(Stored records)
BEGIN
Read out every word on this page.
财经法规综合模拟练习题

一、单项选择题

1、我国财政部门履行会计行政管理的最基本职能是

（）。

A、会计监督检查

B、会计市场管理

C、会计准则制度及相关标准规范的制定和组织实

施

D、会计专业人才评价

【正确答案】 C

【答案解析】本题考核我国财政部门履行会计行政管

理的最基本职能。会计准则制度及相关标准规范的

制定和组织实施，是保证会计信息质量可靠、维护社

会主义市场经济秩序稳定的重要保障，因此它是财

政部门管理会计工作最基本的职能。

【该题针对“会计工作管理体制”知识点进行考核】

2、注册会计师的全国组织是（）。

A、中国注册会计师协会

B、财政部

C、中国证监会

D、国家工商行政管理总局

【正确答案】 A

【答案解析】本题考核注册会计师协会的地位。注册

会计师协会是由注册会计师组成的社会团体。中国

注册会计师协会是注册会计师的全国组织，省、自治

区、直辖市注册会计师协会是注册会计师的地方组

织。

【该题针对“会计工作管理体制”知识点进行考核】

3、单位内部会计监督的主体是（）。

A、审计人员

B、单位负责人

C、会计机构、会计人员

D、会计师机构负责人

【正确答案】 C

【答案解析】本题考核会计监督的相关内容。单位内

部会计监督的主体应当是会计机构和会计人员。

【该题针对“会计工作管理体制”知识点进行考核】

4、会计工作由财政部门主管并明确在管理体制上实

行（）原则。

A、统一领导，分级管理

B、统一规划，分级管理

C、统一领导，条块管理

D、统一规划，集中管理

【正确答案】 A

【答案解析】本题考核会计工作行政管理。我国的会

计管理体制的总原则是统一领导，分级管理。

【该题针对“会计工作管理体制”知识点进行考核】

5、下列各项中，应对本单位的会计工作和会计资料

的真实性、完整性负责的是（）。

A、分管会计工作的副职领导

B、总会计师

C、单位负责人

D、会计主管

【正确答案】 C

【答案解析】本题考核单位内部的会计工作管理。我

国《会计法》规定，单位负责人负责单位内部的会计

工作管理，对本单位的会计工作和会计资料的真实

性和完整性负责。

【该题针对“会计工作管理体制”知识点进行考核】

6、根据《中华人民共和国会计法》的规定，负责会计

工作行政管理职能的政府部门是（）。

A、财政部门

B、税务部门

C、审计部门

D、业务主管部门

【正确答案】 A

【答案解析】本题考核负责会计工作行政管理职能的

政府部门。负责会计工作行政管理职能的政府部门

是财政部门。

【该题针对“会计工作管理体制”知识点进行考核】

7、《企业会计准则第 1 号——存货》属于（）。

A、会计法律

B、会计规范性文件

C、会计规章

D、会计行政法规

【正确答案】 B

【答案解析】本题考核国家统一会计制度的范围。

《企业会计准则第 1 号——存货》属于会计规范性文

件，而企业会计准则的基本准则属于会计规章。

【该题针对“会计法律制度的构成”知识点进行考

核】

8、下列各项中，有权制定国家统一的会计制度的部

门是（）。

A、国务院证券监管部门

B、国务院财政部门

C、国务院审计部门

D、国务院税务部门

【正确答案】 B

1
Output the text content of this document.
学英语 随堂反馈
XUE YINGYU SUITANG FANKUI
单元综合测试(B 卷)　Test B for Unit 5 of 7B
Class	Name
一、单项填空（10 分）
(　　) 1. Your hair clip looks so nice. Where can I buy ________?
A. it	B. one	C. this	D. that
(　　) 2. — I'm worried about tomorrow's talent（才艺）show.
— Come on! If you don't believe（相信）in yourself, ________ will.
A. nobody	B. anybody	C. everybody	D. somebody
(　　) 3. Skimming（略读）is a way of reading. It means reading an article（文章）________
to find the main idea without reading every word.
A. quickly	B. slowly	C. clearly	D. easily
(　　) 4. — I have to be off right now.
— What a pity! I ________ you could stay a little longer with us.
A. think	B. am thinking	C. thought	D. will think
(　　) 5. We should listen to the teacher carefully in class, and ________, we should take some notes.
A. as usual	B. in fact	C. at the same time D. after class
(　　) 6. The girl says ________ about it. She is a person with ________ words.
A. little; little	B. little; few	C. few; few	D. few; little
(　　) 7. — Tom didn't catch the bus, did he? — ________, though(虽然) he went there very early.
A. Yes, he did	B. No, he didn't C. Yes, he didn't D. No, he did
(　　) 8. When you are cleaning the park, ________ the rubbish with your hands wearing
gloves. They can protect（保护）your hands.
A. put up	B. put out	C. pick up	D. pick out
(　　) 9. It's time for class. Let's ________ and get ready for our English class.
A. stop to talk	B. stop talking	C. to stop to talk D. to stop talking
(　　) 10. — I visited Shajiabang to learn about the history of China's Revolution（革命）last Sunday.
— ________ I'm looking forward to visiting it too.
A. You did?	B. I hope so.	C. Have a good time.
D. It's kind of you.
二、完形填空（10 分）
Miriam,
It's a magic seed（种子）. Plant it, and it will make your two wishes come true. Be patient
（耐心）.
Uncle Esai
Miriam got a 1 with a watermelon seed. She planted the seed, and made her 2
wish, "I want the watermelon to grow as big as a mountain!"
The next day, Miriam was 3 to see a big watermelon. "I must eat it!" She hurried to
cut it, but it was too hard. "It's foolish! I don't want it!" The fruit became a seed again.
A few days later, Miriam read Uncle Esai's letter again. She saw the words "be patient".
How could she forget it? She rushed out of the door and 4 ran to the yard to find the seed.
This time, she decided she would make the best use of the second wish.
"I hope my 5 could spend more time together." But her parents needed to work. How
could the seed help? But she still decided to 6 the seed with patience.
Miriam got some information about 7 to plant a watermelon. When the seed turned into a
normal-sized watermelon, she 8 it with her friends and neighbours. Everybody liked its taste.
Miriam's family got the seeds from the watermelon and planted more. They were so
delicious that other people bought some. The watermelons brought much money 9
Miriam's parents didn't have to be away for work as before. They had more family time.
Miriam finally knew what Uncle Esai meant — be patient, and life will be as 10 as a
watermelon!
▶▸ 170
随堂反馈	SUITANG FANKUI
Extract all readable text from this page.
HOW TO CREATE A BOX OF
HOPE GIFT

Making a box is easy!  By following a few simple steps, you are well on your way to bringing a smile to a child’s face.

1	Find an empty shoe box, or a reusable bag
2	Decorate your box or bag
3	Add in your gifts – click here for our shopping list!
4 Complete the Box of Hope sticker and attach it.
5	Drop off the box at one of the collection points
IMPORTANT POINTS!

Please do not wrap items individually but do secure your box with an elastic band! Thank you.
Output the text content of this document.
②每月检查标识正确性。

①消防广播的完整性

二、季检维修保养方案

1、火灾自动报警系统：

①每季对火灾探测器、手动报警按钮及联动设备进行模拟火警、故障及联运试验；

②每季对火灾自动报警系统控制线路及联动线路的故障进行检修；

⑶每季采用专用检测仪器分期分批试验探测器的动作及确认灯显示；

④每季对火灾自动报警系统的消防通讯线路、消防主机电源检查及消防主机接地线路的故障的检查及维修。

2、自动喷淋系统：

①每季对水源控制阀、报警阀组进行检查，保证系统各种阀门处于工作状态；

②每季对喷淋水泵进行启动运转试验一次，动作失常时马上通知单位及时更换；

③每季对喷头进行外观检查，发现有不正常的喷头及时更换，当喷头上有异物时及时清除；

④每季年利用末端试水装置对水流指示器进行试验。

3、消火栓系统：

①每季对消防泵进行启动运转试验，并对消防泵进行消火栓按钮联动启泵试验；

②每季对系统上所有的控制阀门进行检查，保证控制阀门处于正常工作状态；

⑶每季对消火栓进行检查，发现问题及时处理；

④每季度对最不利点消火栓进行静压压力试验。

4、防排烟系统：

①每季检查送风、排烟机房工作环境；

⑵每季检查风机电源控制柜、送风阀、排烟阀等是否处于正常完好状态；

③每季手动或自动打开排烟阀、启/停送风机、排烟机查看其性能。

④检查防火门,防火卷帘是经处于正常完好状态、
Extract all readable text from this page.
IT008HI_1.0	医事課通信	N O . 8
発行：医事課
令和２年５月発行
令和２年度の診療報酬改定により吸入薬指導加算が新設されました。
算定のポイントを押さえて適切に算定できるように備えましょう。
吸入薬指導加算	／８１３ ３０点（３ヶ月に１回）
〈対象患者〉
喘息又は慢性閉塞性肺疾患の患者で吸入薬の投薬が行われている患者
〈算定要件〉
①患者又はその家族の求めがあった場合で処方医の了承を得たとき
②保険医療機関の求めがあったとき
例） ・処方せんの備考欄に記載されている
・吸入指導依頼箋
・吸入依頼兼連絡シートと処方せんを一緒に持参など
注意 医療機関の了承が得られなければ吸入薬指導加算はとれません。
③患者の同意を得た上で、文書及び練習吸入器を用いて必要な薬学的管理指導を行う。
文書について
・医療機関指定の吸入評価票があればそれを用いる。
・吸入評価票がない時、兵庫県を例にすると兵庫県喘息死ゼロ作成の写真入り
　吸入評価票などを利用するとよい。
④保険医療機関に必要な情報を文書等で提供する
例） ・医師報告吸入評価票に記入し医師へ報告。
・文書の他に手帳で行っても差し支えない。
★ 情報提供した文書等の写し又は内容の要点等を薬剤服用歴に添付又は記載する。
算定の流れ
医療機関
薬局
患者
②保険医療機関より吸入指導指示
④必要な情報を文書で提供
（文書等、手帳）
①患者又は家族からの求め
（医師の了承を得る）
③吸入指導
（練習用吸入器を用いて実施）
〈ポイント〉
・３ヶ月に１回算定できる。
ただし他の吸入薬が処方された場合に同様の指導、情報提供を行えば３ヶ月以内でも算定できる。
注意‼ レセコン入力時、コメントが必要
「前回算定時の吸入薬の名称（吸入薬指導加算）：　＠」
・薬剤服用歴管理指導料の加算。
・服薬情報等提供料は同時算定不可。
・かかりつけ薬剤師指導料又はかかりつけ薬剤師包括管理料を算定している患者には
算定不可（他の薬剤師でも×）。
END
Your instructions — Only the number is wanted: how many lines contain the string "again"?

The reply — 2